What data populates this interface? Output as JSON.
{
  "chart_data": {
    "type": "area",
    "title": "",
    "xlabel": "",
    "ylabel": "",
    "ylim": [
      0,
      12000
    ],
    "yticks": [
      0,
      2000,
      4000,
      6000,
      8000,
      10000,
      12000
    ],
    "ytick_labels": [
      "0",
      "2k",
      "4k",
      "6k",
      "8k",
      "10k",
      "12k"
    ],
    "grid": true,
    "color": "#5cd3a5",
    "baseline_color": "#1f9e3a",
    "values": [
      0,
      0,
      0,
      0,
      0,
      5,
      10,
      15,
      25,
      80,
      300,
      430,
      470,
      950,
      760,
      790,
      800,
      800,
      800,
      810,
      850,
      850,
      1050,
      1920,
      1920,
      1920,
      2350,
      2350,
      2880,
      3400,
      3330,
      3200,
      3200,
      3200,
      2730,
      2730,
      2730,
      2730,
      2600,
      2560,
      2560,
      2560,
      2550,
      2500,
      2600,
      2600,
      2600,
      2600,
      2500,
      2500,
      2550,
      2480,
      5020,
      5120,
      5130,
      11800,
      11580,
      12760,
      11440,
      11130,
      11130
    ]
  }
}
══════════
* _TASK DESCRIPTION_
Print all of the entries exactly as they are written.

* _REPLY_
What data populates this interface? Output as JSON.
{
  "chart_data": {
    "type": "area",
    "title": "",
    "xlabel": "",
    "ylabel": "",
    "ylim": [
      0,
      12000
    ],
    "yticks": [
      0,
      2000,
      4000,
      6000,
      8000,
      10000,
      12000
    ],
    "ytick_labels": [
      "0",
      "2k",
      "4k",
      "6k",
      "8k",
      "10k",
      "12k"
    ],
    "grid": true,
    "color": "#5cd3a5",
    "baseline_color": "#1f9e3a",
    "values": [
      0,
      0,
      0,
      0,
      0,
      5,
      10,
      15,
      25,
      80,
      300,
      430,
      470,
      950,
      760,
      790,
      800,
      800,
      800,
      810,
      850,
      850,
      1050,
      1920,
      1920,
      1920,
      2350,
      2350,
      2880,
      3400,
      3330,
      3200,
      3200,
      3200,
      2730,
      2730,
      2730,
      2730,
      2600,
      2560,
      2560,
      2560,
      2550,
      2500,
      2600,
      2600,
      2600,
      2600,
      2500,
      2500,
      2550,
      2480,
      5020,
      5120,
      5130,
      11800,
      11580,
      12760,
      11440,
      11130,
      11130
    ]
  }
}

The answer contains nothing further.